### THE PROBLEM
Output every entry exactly as written.
### GIVEN RECORDS
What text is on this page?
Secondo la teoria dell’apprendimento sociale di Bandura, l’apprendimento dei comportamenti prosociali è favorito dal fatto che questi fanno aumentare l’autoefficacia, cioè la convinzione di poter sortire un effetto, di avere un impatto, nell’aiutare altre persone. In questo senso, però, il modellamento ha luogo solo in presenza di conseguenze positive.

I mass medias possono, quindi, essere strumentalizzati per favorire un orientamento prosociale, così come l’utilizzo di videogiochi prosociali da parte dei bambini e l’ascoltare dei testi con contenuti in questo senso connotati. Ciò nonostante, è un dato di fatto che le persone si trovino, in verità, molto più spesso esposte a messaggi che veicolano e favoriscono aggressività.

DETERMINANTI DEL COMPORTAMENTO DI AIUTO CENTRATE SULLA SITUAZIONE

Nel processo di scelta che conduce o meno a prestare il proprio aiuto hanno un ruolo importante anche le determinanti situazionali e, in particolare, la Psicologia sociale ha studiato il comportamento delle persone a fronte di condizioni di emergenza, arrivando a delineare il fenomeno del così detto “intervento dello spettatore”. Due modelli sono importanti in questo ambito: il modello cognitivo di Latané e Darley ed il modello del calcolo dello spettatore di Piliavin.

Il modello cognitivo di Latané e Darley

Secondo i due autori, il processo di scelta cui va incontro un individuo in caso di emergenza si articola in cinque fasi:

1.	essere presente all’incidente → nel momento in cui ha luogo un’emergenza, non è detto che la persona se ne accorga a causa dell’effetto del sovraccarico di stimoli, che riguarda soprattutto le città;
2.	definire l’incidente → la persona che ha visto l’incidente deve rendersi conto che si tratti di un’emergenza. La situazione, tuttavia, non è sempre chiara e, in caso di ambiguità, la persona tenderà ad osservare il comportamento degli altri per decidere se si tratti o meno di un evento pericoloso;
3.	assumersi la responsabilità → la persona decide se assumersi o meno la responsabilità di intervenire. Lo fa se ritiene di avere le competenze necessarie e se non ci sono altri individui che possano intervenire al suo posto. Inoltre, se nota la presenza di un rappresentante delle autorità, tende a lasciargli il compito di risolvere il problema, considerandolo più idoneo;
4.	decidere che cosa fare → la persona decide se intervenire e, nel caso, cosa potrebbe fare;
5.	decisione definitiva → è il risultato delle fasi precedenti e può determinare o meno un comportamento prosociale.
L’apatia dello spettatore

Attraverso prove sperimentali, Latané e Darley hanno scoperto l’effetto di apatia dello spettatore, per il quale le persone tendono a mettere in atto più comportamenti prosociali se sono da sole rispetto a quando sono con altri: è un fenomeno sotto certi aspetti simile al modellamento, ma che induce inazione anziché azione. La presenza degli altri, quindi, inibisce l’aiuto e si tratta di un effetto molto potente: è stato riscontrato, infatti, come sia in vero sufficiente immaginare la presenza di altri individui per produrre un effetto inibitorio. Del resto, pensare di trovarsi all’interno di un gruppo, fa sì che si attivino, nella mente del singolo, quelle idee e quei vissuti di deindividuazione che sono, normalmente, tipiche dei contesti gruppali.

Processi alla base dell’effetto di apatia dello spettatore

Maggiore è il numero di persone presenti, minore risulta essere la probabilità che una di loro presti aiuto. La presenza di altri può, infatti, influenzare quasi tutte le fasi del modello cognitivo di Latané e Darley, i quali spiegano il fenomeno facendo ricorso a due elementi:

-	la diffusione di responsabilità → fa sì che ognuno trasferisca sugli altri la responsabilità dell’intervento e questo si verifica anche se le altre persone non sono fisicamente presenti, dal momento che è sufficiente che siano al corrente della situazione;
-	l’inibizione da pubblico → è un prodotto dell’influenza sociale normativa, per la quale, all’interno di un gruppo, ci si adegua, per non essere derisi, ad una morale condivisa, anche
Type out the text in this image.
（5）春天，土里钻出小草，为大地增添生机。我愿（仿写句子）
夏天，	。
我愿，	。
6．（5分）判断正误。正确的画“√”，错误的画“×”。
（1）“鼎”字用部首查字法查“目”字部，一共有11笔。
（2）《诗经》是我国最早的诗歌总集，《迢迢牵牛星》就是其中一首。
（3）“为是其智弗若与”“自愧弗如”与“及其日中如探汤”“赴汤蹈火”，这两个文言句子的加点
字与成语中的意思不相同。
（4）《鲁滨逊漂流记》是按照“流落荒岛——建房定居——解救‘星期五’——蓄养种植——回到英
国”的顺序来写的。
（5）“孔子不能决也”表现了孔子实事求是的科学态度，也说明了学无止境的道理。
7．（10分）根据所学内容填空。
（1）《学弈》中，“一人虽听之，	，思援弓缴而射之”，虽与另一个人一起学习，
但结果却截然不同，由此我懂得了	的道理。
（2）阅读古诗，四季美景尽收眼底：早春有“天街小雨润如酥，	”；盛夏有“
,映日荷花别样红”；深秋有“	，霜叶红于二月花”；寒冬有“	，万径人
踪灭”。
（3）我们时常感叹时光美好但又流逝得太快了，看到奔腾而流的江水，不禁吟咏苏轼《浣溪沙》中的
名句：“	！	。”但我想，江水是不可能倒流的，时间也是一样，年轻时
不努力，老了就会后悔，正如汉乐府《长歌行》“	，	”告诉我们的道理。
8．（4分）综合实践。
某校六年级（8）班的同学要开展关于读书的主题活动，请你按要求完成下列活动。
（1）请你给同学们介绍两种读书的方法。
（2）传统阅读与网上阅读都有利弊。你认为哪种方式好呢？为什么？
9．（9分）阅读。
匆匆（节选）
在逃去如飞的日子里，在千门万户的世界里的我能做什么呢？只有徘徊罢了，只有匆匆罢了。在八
######
### RIGHT ANSWER
What text is on this page?
Secondo la teoria dell’apprendimento sociale di Bandura, l’apprendimento dei comportamenti prosociali è favorito dal fatto che questi fanno aumentare l’autoefficacia, cioè la convinzione di poter sortire un effetto, di avere un impatto, nell’aiutare altre persone. In questo senso, però, il modellamento ha luogo solo in presenza di conseguenze positive.

I mass medias possono, quindi, essere strumentalizzati per favorire un orientamento prosociale, così come l’utilizzo di videogiochi prosociali da parte dei bambini e l’ascoltare dei testi con contenuti in questo senso connotati. Ciò nonostante, è un dato di fatto che le persone si trovino, in verità, molto più spesso esposte a messaggi che veicolano e favoriscono aggressività.

DETERMINANTI DEL COMPORTAMENTO DI AIUTO CENTRATE SULLA SITUAZIONE

Nel processo di scelta che conduce o meno a prestare il proprio aiuto hanno un ruolo importante anche le determinanti situazionali e, in particolare, la Psicologia sociale ha studiato il comportamento delle persone a fronte di condizioni di emergenza, arrivando a delineare il fenomeno del così detto “intervento dello spettatore”. Due modelli sono importanti in questo ambito: il modello cognitivo di Latané e Darley ed il modello del calcolo dello spettatore di Piliavin.

Il modello cognitivo di Latané e Darley

Secondo i due autori, il processo di scelta cui va incontro un individuo in caso di emergenza si articola in cinque fasi:

1.	essere presente all’incidente → nel momento in cui ha luogo un’emergenza, non è detto che la persona se ne accorga a causa dell’effetto del sovraccarico di stimoli, che riguarda soprattutto le città;
2.	definire l’incidente → la persona che ha visto l’incidente deve rendersi conto che si tratti di un’emergenza. La situazione, tuttavia, non è sempre chiara e, in caso di ambiguità, la persona tenderà ad osservare il comportamento degli altri per decidere se si tratti o meno di un evento pericoloso;
3.	assumersi la responsabilità → la persona decide se assumersi o meno la responsabilità di intervenire. Lo fa se ritiene di avere le competenze necessarie e se non ci sono altri individui che possano intervenire al suo posto. Inoltre, se nota la presenza di un rappresentante delle autorità, tende a lasciargli il compito di risolvere il problema, considerandolo più idoneo;
4.	decidere che cosa fare → la persona decide se intervenire e, nel caso, cosa potrebbe fare;
5.	decisione definitiva → è il risultato delle fasi precedenti e può determinare o meno un comportamento prosociale.
L’apatia dello spettatore

Attraverso prove sperimentali, Latané e Darley hanno scoperto l’effetto di apatia dello spettatore, per il quale le persone tendono a mettere in atto più comportamenti prosociali se sono da sole rispetto a quando sono con altri: è un fenomeno sotto certi aspetti simile al modellamento, ma che induce inazione anziché azione. La presenza degli altri, quindi, inibisce l’aiuto e si tratta di un effetto molto potente: è stato riscontrato, infatti, come sia in vero sufficiente immaginare la presenza di altri individui per produrre un effetto inibitorio. Del resto, pensare di trovarsi all’interno di un gruppo, fa sì che si attivino, nella mente del singolo, quelle idee e quei vissuti di deindividuazione che sono, normalmente, tipiche dei contesti gruppali.

Processi alla base dell’effetto di apatia dello spettatore

Maggiore è il numero di persone presenti, minore risulta essere la probabilità che una di loro presti aiuto. La presenza di altri può, infatti, influenzare quasi tutte le fasi del modello cognitivo di Latané e Darley, i quali spiegano il fenomeno facendo ricorso a due elementi:

-	la diffusione di responsabilità → fa sì che ognuno trasferisca sugli altri la responsabilità dell’intervento e questo si verifica anche se le altre persone non sono fisicamente presenti, dal momento che è sufficiente che siano al corrente della situazione;
-	l’inibizione da pubblico → è un prodotto dell’influenza sociale normativa, per la quale, all’interno di un gruppo, ci si adegua, per non essere derisi, ad una morale condivisa, anche
Type out the text in this image.
（5）春天，土里钻出小草，为大地增添生机。我愿（仿写句子）
夏天，	。
我愿，	。
6．（5分）判断正误。正确的画“√”，错误的画“×”。
（1）“鼎”字用部首查字法查“目”字部，一共有11笔。
（2）《诗经》是我国最早的诗歌总集，《迢迢牵牛星》就是其中一首。
（3）“为是其智弗若与”“自愧弗如”与“及其日中如探汤”“赴汤蹈火”，这两个文言句子的加点
字与成语中的意思不相同。
（4）《鲁滨逊漂流记》是按照“流落荒岛——建房定居——解救‘星期五’——蓄养种植——回到英
国”的顺序来写的。
（5）“孔子不能决也”表现了孔子实事求是的科学态度，也说明了学无止境的道理。
7．（10分）根据所学内容填空。
（1）《学弈》中，“一人虽听之，	，思援弓缴而射之”，虽与另一个人一起学习，
但结果却截然不同，由此我懂得了	的道理。
（2）阅读古诗，四季美景尽收眼底：早春有“天街小雨润如酥，	”；盛夏有“
,映日荷花别样红”；深秋有“	，霜叶红于二月花”；寒冬有“	，万径人
踪灭”。
（3）我们时常感叹时光美好但又流逝得太快了，看到奔腾而流的江水，不禁吟咏苏轼《浣溪沙》中的
名句：“	！	。”但我想，江水是不可能倒流的，时间也是一样，年轻时
不努力，老了就会后悔，正如汉乐府《长歌行》“	，	”告诉我们的道理。
8．（4分）综合实践。
某校六年级（8）班的同学要开展关于读书的主题活动，请你按要求完成下列活动。
（1）请你给同学们介绍两种读书的方法。
（2）传统阅读与网上阅读都有利弊。你认为哪种方式好呢？为什么？
9．（9分）阅读。
匆匆（节选）
在逃去如飞的日子里，在千门万户的世界里的我能做什么呢？只有徘徊罢了，只有匆匆罢了。在八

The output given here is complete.